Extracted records
▼
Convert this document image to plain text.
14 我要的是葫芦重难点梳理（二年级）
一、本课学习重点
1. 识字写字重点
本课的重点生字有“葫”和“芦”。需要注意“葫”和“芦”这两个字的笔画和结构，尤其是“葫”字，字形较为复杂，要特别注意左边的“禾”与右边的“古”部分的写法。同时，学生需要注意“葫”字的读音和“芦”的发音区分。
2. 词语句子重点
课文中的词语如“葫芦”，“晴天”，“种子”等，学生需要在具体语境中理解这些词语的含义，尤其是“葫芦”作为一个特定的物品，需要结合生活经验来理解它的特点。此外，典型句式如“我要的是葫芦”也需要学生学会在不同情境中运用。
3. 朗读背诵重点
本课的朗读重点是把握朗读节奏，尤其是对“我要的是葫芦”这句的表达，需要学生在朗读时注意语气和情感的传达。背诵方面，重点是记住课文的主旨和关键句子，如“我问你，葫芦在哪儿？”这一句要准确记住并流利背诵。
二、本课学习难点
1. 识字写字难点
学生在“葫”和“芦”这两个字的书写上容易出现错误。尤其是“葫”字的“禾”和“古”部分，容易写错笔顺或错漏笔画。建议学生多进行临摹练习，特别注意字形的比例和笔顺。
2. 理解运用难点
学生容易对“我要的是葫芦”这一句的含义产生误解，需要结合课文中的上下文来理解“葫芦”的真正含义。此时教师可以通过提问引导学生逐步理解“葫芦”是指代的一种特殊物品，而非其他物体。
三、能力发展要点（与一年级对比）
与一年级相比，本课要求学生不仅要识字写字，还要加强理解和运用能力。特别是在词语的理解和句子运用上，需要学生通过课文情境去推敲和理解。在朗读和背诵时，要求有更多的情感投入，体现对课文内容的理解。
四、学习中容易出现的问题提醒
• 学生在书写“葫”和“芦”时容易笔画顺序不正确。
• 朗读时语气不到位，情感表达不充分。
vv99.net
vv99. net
▲
Task prompt
Copy the records above exactly.

Solution
Convert this document image to plain text.
14 我要的是葫芦重难点梳理（二年级）
一、本课学习重点
1. 识字写字重点
本课的重点生字有“葫”和“芦”。需要注意“葫”和“芦”这两个字的笔画和结构，尤其是“葫”字，字形较为复杂，要特别注意左边的“禾”与右边的“古”部分的写法。同时，学生需要注意“葫”字的读音和“芦”的发音区分。
2. 词语句子重点
课文中的词语如“葫芦”，“晴天”，“种子”等，学生需要在具体语境中理解这些词语的含义，尤其是“葫芦”作为一个特定的物品，需要结合生活经验来理解它的特点。此外，典型句式如“我要的是葫芦”也需要学生学会在不同情境中运用。
3. 朗读背诵重点
本课的朗读重点是把握朗读节奏，尤其是对“我要的是葫芦”这句的表达，需要学生在朗读时注意语气和情感的传达。背诵方面，重点是记住课文的主旨和关键句子，如“我问你，葫芦在哪儿？”这一句要准确记住并流利背诵。
二、本课学习难点
1. 识字写字难点
学生在“葫”和“芦”这两个字的书写上容易出现错误。尤其是“葫”字的“禾”和“古”部分，容易写错笔顺或错漏笔画。建议学生多进行临摹练习，特别注意字形的比例和笔顺。
2. 理解运用难点
学生容易对“我要的是葫芦”这一句的含义产生误解，需要结合课文中的上下文来理解“葫芦”的真正含义。此时教师可以通过提问引导学生逐步理解“葫芦”是指代的一种特殊物品，而非其他物体。
三、能力发展要点（与一年级对比）
与一年级相比，本课要求学生不仅要识字写字，还要加强理解和运用能力。特别是在词语的理解和句子运用上，需要学生通过课文情境去推敲和理解。在朗读和背诵时，要求有更多的情感投入，体现对课文内容的理解。
四、学习中容易出现的问题提醒
• 学生在书写“葫”和“芦”时容易笔画顺序不正确。
• 朗读时语气不到位，情感表达不充分。
vv99.net
vv99. net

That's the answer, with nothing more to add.